● TO BE DONE: Are you able to quote each entry exactly as written?

---------- SOURCE MATERIAL

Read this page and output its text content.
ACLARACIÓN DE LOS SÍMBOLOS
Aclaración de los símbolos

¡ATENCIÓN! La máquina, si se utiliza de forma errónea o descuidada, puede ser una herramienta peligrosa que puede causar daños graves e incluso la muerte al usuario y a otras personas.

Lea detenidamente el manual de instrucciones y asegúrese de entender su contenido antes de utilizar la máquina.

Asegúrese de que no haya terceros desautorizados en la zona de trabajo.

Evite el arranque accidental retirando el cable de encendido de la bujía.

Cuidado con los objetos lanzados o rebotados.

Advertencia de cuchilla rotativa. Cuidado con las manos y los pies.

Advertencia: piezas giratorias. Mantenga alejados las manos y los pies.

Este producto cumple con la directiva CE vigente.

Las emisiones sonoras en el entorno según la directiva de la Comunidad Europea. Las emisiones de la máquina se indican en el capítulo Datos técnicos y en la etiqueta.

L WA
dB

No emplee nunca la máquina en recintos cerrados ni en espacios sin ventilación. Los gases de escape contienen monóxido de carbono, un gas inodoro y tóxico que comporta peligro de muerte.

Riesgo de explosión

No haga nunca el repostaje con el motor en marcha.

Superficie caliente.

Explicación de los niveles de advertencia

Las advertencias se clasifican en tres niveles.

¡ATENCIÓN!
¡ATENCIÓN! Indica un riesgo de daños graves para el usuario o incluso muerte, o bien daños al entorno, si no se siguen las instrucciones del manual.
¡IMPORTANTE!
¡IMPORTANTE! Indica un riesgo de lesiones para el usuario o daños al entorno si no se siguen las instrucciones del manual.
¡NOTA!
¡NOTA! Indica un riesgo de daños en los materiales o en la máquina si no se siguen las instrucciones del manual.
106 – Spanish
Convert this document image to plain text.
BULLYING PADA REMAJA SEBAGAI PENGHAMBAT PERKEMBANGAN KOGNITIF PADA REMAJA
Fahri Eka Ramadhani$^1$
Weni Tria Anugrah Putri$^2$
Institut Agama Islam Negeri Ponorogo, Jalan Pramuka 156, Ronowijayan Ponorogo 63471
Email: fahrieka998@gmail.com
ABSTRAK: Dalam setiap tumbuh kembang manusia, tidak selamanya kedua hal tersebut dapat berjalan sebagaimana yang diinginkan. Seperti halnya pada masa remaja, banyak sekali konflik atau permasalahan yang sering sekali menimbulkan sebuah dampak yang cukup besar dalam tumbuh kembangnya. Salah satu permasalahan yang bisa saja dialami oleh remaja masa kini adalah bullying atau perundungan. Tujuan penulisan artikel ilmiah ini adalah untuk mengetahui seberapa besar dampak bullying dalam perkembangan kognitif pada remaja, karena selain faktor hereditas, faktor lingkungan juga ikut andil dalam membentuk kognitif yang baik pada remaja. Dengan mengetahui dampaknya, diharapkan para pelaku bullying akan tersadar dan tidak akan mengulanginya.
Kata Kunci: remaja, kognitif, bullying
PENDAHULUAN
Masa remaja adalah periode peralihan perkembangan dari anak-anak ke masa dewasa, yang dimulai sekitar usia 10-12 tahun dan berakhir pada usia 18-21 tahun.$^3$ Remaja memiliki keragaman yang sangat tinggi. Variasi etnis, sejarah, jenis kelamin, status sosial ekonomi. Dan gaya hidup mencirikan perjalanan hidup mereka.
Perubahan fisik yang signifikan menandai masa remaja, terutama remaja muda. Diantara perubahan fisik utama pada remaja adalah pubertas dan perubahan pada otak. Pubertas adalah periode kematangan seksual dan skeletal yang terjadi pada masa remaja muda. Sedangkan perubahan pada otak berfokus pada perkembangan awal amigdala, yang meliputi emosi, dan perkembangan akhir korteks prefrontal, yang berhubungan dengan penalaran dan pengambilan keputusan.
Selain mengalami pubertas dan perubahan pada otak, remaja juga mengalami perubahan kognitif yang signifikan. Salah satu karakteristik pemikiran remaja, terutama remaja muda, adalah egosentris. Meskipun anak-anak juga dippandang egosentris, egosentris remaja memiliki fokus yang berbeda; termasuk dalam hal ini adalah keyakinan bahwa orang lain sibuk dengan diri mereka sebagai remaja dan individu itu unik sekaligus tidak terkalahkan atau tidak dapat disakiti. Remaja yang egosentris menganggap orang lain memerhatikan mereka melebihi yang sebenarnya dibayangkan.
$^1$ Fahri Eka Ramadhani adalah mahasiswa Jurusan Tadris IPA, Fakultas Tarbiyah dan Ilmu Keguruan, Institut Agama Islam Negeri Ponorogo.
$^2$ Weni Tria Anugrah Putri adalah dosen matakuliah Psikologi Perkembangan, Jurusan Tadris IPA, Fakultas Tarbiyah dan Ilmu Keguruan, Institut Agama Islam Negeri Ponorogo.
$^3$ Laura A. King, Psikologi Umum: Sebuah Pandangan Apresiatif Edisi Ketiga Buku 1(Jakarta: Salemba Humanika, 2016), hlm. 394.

--------------------

● TASK RESPONSE:
Read this page and output its text content.
ACLARACIÓN DE LOS SÍMBOLOS
Aclaración de los símbolos

¡ATENCIÓN! La máquina, si se utiliza de forma errónea o descuidada, puede ser una herramienta peligrosa que puede causar daños graves e incluso la muerte al usuario y a otras personas.

Lea detenidamente el manual de instrucciones y asegúrese de entender su contenido antes de utilizar la máquina.

Asegúrese de que no haya terceros desautorizados en la zona de trabajo.

Evite el arranque accidental retirando el cable de encendido de la bujía.

Cuidado con los objetos lanzados o rebotados.

Advertencia de cuchilla rotativa. Cuidado con las manos y los pies.

Advertencia: piezas giratorias. Mantenga alejados las manos y los pies.

Este producto cumple con la directiva CE vigente.

Las emisiones sonoras en el entorno según la directiva de la Comunidad Europea. Las emisiones de la máquina se indican en el capítulo Datos técnicos y en la etiqueta.

L WA
dB

No emplee nunca la máquina en recintos cerrados ni en espacios sin ventilación. Los gases de escape contienen monóxido de carbono, un gas inodoro y tóxico que comporta peligro de muerte.

Riesgo de explosión

No haga nunca el repostaje con el motor en marcha.

Superficie caliente.

Explicación de los niveles de advertencia

Las advertencias se clasifican en tres niveles.

¡ATENCIÓN!
¡ATENCIÓN! Indica un riesgo de daños graves para el usuario o incluso muerte, o bien daños al entorno, si no se siguen las instrucciones del manual.
¡IMPORTANTE!
¡IMPORTANTE! Indica un riesgo de lesiones para el usuario o daños al entorno si no se siguen las instrucciones del manual.
¡NOTA!
¡NOTA! Indica un riesgo de daños en los materiales o en la máquina si no se siguen las instrucciones del manual.
106 – Spanish
Convert this document image to plain text.
BULLYING PADA REMAJA SEBAGAI PENGHAMBAT PERKEMBANGAN KOGNITIF PADA REMAJA
Fahri Eka Ramadhani$^1$
Weni Tria Anugrah Putri$^2$
Institut Agama Islam Negeri Ponorogo, Jalan Pramuka 156, Ronowijayan Ponorogo 63471
Email: fahrieka998@gmail.com
ABSTRAK: Dalam setiap tumbuh kembang manusia, tidak selamanya kedua hal tersebut dapat berjalan sebagaimana yang diinginkan. Seperti halnya pada masa remaja, banyak sekali konflik atau permasalahan yang sering sekali menimbulkan sebuah dampak yang cukup besar dalam tumbuh kembangnya. Salah satu permasalahan yang bisa saja dialami oleh remaja masa kini adalah bullying atau perundungan. Tujuan penulisan artikel ilmiah ini adalah untuk mengetahui seberapa besar dampak bullying dalam perkembangan kognitif pada remaja, karena selain faktor hereditas, faktor lingkungan juga ikut andil dalam membentuk kognitif yang baik pada remaja. Dengan mengetahui dampaknya, diharapkan para pelaku bullying akan tersadar dan tidak akan mengulanginya.
Kata Kunci: remaja, kognitif, bullying
PENDAHULUAN
Masa remaja adalah periode peralihan perkembangan dari anak-anak ke masa dewasa, yang dimulai sekitar usia 10-12 tahun dan berakhir pada usia 18-21 tahun.$^3$ Remaja memiliki keragaman yang sangat tinggi. Variasi etnis, sejarah, jenis kelamin, status sosial ekonomi. Dan gaya hidup mencirikan perjalanan hidup mereka.
Perubahan fisik yang signifikan menandai masa remaja, terutama remaja muda. Diantara perubahan fisik utama pada remaja adalah pubertas dan perubahan pada otak. Pubertas adalah periode kematangan seksual dan skeletal yang terjadi pada masa remaja muda. Sedangkan perubahan pada otak berfokus pada perkembangan awal amigdala, yang meliputi emosi, dan perkembangan akhir korteks prefrontal, yang berhubungan dengan penalaran dan pengambilan keputusan.
Selain mengalami pubertas dan perubahan pada otak, remaja juga mengalami perubahan kognitif yang signifikan. Salah satu karakteristik pemikiran remaja, terutama remaja muda, adalah egosentris. Meskipun anak-anak juga dippandang egosentris, egosentris remaja memiliki fokus yang berbeda; termasuk dalam hal ini adalah keyakinan bahwa orang lain sibuk dengan diri mereka sebagai remaja dan individu itu unik sekaligus tidak terkalahkan atau tidak dapat disakiti. Remaja yang egosentris menganggap orang lain memerhatikan mereka melebihi yang sebenarnya dibayangkan.
$^1$ Fahri Eka Ramadhani adalah mahasiswa Jurusan Tadris IPA, Fakultas Tarbiyah dan Ilmu Keguruan, Institut Agama Islam Negeri Ponorogo.
$^2$ Weni Tria Anugrah Putri adalah dosen matakuliah Psikologi Perkembangan, Jurusan Tadris IPA, Fakultas Tarbiyah dan Ilmu Keguruan, Institut Agama Islam Negeri Ponorogo.
$^3$ Laura A. King, Psikologi Umum: Sebuah Pandangan Apresiatif Edisi Ketiga Buku 1(Jakarta: Salemba Humanika, 2016), hlm. 394.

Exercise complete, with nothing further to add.